• Work required: Copy the records below exactly as they appear.

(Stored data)
══════
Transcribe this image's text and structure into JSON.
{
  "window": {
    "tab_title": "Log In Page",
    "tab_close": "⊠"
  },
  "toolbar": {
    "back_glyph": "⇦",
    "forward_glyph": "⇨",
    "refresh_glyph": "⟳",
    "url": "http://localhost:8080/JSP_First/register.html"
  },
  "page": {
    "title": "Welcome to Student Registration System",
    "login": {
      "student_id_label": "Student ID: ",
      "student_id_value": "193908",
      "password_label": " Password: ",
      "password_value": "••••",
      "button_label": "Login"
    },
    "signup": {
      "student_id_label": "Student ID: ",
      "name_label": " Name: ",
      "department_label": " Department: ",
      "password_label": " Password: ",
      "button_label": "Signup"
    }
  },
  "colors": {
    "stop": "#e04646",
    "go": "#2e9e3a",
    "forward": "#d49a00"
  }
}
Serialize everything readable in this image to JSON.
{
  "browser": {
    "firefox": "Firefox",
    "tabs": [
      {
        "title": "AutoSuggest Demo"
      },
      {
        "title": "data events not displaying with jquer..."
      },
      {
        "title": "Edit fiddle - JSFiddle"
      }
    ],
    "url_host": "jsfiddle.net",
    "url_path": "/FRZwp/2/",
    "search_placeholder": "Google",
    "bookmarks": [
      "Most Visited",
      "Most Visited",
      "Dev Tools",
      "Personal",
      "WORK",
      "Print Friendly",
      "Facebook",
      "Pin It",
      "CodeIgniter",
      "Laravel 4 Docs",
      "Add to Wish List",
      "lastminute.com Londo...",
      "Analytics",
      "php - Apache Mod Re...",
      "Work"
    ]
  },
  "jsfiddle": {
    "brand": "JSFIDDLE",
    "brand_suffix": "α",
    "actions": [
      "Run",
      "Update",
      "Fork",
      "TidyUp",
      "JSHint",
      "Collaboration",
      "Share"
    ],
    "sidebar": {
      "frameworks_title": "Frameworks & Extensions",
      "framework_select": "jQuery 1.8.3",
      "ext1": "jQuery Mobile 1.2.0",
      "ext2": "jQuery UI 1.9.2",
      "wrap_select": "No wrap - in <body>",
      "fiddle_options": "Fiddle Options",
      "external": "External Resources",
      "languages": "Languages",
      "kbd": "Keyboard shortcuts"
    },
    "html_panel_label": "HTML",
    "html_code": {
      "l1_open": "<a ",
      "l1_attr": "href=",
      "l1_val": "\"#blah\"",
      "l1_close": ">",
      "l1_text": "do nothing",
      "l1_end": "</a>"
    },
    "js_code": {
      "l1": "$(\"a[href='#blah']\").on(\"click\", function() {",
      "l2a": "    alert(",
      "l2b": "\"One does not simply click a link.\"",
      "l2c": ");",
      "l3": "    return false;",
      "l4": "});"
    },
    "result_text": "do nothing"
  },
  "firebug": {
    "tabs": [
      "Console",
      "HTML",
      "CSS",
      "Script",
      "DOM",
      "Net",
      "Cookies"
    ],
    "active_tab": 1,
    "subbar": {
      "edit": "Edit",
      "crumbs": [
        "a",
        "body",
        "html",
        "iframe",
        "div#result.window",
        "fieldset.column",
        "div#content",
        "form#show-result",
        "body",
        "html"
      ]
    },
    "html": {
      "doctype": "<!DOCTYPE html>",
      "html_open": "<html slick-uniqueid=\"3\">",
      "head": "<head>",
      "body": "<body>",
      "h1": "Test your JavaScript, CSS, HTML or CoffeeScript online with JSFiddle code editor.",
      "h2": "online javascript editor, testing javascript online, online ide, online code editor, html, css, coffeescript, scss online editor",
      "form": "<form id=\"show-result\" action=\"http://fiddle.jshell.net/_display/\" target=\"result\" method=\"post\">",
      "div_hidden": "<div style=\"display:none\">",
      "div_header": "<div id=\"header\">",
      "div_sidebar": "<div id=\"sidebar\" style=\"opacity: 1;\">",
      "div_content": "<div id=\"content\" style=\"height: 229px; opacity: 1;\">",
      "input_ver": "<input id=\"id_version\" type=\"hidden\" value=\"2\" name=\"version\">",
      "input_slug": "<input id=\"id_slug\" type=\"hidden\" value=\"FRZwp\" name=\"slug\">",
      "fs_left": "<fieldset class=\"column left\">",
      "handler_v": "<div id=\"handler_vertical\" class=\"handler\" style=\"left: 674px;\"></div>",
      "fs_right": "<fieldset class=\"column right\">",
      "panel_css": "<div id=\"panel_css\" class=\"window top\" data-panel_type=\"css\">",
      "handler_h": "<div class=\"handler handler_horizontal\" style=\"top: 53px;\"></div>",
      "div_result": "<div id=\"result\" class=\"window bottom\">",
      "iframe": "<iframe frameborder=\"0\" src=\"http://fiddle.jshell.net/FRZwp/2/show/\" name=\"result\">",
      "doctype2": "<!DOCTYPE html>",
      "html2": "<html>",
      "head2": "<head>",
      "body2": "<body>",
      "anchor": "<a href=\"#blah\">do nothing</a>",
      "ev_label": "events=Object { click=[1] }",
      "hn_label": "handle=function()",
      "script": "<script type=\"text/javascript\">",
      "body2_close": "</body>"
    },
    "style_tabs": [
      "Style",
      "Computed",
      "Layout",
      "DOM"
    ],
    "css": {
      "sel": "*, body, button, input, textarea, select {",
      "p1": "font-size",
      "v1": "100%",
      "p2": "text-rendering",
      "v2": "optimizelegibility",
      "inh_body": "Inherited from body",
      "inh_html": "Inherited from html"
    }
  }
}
══════
• Solution:
Transcribe this image's text and structure into JSON.
{
  "window": {
    "tab_title": "Log In Page",
    "tab_close": "⊠"
  },
  "toolbar": {
    "back_glyph": "⇦",
    "forward_glyph": "⇨",
    "refresh_glyph": "⟳",
    "url": "http://localhost:8080/JSP_First/register.html"
  },
  "page": {
    "title": "Welcome to Student Registration System",
    "login": {
      "student_id_label": "Student ID: ",
      "student_id_value": "193908",
      "password_label": " Password: ",
      "password_value": "••••",
      "button_label": "Login"
    },
    "signup": {
      "student_id_label": "Student ID: ",
      "name_label": " Name: ",
      "department_label": " Department: ",
      "password_label": " Password: ",
      "button_label": "Signup"
    }
  },
  "colors": {
    "stop": "#e04646",
    "go": "#2e9e3a",
    "forward": "#d49a00"
  }
}
Serialize everything readable in this image to JSON.
{
  "browser": {
    "firefox": "Firefox",
    "tabs": [
      {
        "title": "AutoSuggest Demo"
      },
      {
        "title": "data events not displaying with jquer..."
      },
      {
        "title": "Edit fiddle - JSFiddle"
      }
    ],
    "url_host": "jsfiddle.net",
    "url_path": "/FRZwp/2/",
    "search_placeholder": "Google",
    "bookmarks": [
      "Most Visited",
      "Most Visited",
      "Dev Tools",
      "Personal",
      "WORK",
      "Print Friendly",
      "Facebook",
      "Pin It",
      "CodeIgniter",
      "Laravel 4 Docs",
      "Add to Wish List",
      "lastminute.com Londo...",
      "Analytics",
      "php - Apache Mod Re...",
      "Work"
    ]
  },
  "jsfiddle": {
    "brand": "JSFIDDLE",
    "brand_suffix": "α",
    "actions": [
      "Run",
      "Update",
      "Fork",
      "TidyUp",
      "JSHint",
      "Collaboration",
      "Share"
    ],
    "sidebar": {
      "frameworks_title": "Frameworks & Extensions",
      "framework_select": "jQuery 1.8.3",
      "ext1": "jQuery Mobile 1.2.0",
      "ext2": "jQuery UI 1.9.2",
      "wrap_select": "No wrap - in <body>",
      "fiddle_options": "Fiddle Options",
      "external": "External Resources",
      "languages": "Languages",
      "kbd": "Keyboard shortcuts"
    },
    "html_panel_label": "HTML",
    "html_code": {
      "l1_open": "<a ",
      "l1_attr": "href=",
      "l1_val": "\"#blah\"",
      "l1_close": ">",
      "l1_text": "do nothing",
      "l1_end": "</a>"
    },
    "js_code": {
      "l1": "$(\"a[href='#blah']\").on(\"click\", function() {",
      "l2a": "    alert(",
      "l2b": "\"One does not simply click a link.\"",
      "l2c": ");",
      "l3": "    return false;",
      "l4": "});"
    },
    "result_text": "do nothing"
  },
  "firebug": {
    "tabs": [
      "Console",
      "HTML",
      "CSS",
      "Script",
      "DOM",
      "Net",
      "Cookies"
    ],
    "active_tab": 1,
    "subbar": {
      "edit": "Edit",
      "crumbs": [
        "a",
        "body",
        "html",
        "iframe",
        "div#result.window",
        "fieldset.column",
        "div#content",
        "form#show-result",
        "body",
        "html"
      ]
    },
    "html": {
      "doctype": "<!DOCTYPE html>",
      "html_open": "<html slick-uniqueid=\"3\">",
      "head": "<head>",
      "body": "<body>",
      "h1": "Test your JavaScript, CSS, HTML or CoffeeScript online with JSFiddle code editor.",
      "h2": "online javascript editor, testing javascript online, online ide, online code editor, html, css, coffeescript, scss online editor",
      "form": "<form id=\"show-result\" action=\"http://fiddle.jshell.net/_display/\" target=\"result\" method=\"post\">",
      "div_hidden": "<div style=\"display:none\">",
      "div_header": "<div id=\"header\">",
      "div_sidebar": "<div id=\"sidebar\" style=\"opacity: 1;\">",
      "div_content": "<div id=\"content\" style=\"height: 229px; opacity: 1;\">",
      "input_ver": "<input id=\"id_version\" type=\"hidden\" value=\"2\" name=\"version\">",
      "input_slug": "<input id=\"id_slug\" type=\"hidden\" value=\"FRZwp\" name=\"slug\">",
      "fs_left": "<fieldset class=\"column left\">",
      "handler_v": "<div id=\"handler_vertical\" class=\"handler\" style=\"left: 674px;\"></div>",
      "fs_right": "<fieldset class=\"column right\">",
      "panel_css": "<div id=\"panel_css\" class=\"window top\" data-panel_type=\"css\">",
      "handler_h": "<div class=\"handler handler_horizontal\" style=\"top: 53px;\"></div>",
      "div_result": "<div id=\"result\" class=\"window bottom\">",
      "iframe": "<iframe frameborder=\"0\" src=\"http://fiddle.jshell.net/FRZwp/2/show/\" name=\"result\">",
      "doctype2": "<!DOCTYPE html>",
      "html2": "<html>",
      "head2": "<head>",
      "body2": "<body>",
      "anchor": "<a href=\"#blah\">do nothing</a>",
      "ev_label": "events=Object { click=[1] }",
      "hn_label": "handle=function()",
      "script": "<script type=\"text/javascript\">",
      "body2_close": "</body>"
    },
    "style_tabs": [
      "Style",
      "Computed",
      "Layout",
      "DOM"
    ],
    "css": {
      "sel": "*, body, button, input, textarea, select {",
      "p1": "font-size",
      "v1": "100%",
      "p2": "text-rendering",
      "v2": "optimizelegibility",
      "inh_body": "Inherited from body",
      "inh_html": "Inherited from html"
    }
  }
}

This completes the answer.